◆ INPUT ROWS

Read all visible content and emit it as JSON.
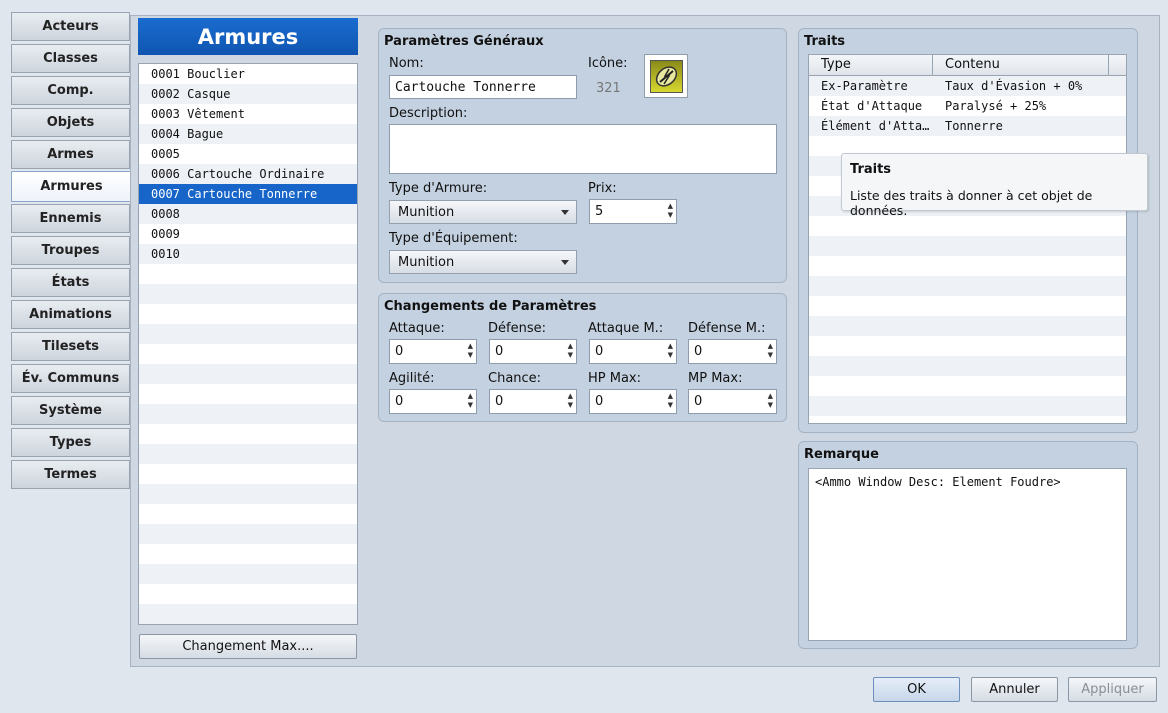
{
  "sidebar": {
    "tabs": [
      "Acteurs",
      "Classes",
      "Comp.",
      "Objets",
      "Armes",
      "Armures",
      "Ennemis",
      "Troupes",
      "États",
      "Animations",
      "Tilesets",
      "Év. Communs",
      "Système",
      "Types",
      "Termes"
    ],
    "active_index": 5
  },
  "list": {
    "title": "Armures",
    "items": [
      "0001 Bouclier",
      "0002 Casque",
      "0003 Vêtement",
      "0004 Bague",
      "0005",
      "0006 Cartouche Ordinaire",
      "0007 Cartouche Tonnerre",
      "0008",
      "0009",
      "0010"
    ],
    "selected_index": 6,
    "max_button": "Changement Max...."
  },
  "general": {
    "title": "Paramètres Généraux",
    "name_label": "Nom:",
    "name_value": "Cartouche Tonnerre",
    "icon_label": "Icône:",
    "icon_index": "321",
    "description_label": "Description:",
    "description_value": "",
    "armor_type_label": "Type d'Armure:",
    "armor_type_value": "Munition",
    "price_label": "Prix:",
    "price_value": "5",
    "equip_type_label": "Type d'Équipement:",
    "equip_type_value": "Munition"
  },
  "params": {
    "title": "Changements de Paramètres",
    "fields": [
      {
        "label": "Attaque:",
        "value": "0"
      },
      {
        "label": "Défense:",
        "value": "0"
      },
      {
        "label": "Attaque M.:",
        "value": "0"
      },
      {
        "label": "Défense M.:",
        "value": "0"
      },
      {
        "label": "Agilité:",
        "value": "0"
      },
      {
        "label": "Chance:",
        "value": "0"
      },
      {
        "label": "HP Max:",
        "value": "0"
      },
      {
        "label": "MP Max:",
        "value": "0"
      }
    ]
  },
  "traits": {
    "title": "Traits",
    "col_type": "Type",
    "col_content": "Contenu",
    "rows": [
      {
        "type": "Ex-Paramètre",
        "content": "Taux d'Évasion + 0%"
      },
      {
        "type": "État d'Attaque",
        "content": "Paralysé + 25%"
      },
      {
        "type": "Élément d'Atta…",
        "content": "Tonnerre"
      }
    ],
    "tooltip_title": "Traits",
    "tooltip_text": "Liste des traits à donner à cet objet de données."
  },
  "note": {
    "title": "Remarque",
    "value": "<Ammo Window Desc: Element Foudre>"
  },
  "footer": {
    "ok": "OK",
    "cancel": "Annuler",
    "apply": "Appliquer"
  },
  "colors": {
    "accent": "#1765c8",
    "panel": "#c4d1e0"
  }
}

* * *

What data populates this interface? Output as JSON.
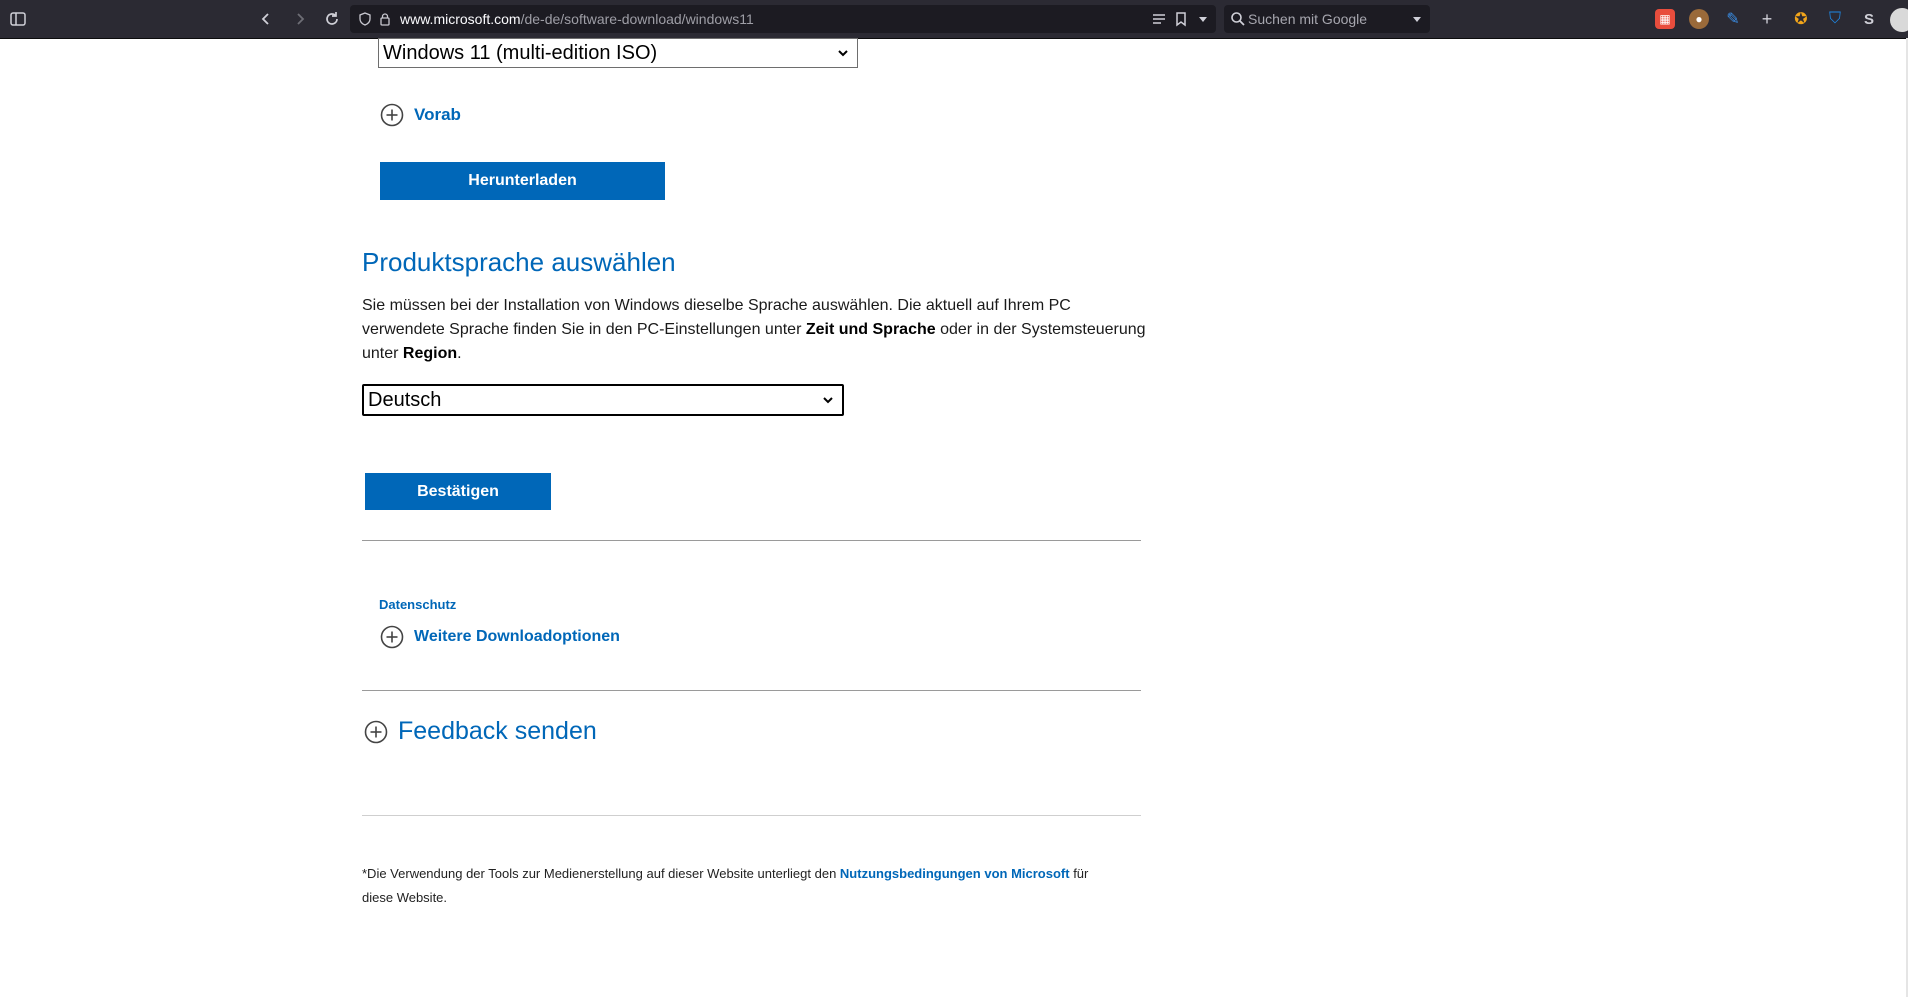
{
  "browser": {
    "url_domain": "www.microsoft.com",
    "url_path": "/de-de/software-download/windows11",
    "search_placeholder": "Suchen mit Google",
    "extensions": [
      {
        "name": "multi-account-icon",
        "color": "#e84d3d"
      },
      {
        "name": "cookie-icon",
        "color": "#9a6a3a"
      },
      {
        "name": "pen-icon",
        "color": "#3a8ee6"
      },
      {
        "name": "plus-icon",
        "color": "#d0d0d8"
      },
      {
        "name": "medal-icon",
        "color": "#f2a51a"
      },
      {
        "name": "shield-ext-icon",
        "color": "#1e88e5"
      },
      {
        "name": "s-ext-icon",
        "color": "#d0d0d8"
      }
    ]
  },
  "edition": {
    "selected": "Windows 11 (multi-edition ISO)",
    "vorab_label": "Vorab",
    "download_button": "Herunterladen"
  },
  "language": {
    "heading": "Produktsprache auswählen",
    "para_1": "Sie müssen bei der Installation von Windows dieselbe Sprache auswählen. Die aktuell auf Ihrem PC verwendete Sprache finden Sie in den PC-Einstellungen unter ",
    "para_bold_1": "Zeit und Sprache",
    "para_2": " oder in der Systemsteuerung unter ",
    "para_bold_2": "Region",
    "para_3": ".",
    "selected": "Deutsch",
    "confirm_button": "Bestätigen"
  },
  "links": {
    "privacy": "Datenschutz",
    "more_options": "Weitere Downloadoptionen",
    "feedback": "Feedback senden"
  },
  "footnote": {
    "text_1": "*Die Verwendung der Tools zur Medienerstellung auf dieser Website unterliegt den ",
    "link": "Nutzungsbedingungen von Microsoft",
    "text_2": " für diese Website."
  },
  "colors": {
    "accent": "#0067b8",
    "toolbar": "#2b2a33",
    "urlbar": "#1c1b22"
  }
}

◆ INSTRUCTION
Identify all lines in the records above with the word "multi".

◆ EXERCISE ANSWER
        "name": "multi-account-icon",
    "selected": "Windows 11 (multi-edition ISO)",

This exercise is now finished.